(Stored data entries)

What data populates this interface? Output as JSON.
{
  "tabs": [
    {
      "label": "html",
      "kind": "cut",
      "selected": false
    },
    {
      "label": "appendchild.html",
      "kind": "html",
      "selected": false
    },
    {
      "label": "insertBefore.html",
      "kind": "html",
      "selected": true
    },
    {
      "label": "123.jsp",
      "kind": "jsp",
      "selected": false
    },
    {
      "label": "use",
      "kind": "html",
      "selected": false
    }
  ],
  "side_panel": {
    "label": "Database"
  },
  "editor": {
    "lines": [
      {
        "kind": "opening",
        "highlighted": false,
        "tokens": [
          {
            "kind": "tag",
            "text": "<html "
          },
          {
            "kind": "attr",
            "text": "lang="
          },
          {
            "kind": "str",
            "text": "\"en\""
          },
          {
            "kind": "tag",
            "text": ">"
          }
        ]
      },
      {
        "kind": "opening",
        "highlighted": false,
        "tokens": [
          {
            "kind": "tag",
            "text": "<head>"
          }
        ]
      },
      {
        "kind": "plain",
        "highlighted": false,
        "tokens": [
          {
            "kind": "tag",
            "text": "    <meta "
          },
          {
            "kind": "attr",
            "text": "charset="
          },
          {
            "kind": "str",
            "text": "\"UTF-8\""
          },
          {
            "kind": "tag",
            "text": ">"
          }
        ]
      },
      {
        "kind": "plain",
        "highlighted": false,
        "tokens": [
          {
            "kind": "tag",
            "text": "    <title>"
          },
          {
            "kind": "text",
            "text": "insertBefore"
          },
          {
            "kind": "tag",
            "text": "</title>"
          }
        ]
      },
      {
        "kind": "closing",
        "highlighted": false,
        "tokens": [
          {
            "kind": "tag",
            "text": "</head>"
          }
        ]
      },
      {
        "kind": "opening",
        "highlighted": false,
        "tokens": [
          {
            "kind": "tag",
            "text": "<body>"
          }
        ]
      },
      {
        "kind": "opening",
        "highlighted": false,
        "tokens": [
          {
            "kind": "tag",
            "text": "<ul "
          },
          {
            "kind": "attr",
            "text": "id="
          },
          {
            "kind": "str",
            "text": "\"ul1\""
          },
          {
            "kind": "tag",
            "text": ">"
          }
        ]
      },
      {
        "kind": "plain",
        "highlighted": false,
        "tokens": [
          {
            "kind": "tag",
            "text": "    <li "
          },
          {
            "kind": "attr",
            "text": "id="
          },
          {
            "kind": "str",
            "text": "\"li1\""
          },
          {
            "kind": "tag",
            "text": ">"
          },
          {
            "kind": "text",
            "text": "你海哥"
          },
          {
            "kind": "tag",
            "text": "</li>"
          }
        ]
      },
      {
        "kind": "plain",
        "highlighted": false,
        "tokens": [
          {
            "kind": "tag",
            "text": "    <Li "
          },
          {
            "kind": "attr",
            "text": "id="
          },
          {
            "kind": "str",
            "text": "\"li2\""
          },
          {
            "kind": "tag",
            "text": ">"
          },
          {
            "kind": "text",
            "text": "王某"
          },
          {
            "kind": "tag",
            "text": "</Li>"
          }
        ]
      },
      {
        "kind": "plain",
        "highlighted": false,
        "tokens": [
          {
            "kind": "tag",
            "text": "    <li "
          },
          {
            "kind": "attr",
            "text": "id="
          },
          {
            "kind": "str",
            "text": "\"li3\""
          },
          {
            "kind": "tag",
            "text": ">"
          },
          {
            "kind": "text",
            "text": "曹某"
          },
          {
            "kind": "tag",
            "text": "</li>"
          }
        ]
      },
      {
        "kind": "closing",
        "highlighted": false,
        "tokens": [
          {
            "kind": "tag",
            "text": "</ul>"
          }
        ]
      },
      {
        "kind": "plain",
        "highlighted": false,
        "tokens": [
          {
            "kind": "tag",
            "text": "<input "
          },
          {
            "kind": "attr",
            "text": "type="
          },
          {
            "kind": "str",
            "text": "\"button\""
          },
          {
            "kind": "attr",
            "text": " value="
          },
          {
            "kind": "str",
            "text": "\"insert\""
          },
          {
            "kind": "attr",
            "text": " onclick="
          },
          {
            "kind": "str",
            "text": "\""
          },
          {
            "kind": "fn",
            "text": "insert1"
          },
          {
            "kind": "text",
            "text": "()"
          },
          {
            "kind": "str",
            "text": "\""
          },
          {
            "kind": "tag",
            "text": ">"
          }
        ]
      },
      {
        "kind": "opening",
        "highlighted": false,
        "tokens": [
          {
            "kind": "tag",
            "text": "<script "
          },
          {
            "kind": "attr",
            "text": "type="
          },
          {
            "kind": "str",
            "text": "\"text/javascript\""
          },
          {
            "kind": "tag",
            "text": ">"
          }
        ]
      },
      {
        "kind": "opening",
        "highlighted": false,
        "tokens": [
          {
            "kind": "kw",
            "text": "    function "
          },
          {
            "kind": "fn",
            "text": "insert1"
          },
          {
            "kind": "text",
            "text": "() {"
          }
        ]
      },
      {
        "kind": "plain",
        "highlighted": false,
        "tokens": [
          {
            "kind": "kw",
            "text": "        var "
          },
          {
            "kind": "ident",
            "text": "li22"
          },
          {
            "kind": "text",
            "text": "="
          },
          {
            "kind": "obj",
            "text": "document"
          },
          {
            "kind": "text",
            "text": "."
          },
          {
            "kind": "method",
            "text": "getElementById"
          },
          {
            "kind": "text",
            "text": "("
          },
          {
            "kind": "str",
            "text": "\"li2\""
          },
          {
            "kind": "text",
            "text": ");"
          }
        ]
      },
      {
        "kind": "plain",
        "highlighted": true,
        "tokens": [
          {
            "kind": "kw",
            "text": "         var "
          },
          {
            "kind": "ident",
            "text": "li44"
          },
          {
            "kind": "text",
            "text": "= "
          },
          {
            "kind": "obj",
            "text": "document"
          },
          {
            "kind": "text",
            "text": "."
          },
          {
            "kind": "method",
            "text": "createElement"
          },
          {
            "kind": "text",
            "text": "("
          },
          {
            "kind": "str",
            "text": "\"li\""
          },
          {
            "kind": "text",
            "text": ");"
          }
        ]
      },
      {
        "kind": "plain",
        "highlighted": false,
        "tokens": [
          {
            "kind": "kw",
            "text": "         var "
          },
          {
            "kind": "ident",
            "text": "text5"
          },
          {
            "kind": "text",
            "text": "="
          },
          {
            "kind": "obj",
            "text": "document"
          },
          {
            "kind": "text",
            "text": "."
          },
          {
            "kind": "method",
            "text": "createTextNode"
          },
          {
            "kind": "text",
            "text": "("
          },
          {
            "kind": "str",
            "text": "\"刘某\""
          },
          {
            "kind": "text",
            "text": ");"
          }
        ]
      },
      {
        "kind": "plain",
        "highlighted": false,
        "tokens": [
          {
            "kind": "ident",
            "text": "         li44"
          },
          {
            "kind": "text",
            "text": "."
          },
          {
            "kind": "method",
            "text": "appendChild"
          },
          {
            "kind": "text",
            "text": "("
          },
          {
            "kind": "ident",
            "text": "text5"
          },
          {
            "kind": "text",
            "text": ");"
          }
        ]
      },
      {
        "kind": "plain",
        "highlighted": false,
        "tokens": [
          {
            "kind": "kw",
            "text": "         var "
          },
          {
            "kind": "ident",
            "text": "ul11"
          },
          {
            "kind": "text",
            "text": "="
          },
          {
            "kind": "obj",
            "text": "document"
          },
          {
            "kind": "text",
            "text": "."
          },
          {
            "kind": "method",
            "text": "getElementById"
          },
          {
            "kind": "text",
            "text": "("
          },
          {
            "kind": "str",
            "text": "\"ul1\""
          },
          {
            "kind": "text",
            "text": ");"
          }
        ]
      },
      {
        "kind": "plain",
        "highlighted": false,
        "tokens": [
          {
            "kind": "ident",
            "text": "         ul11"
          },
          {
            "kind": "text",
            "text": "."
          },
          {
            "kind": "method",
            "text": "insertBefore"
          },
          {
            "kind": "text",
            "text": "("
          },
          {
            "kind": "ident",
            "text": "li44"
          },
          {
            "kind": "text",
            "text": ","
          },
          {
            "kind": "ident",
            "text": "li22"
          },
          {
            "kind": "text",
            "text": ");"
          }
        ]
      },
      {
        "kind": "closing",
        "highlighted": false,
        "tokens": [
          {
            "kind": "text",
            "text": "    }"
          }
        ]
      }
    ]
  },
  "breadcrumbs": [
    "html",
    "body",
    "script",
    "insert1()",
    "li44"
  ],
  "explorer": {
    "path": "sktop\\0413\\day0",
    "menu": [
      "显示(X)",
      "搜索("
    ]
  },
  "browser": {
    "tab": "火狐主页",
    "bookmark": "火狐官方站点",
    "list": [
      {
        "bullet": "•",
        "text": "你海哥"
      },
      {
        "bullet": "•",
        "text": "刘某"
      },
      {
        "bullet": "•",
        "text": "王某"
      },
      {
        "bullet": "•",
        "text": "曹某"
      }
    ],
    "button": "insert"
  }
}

**DIRECTIONS:**
Copy out every line in the entries above that holds "html".

**COMPLETED EXERCISE:**
      "label": "html",
      "label": "appendchild.html",
      "kind": "html",
      "label": "insertBefore.html",
      "kind": "html",
      "kind": "html",
            "text": "<html "
    "html",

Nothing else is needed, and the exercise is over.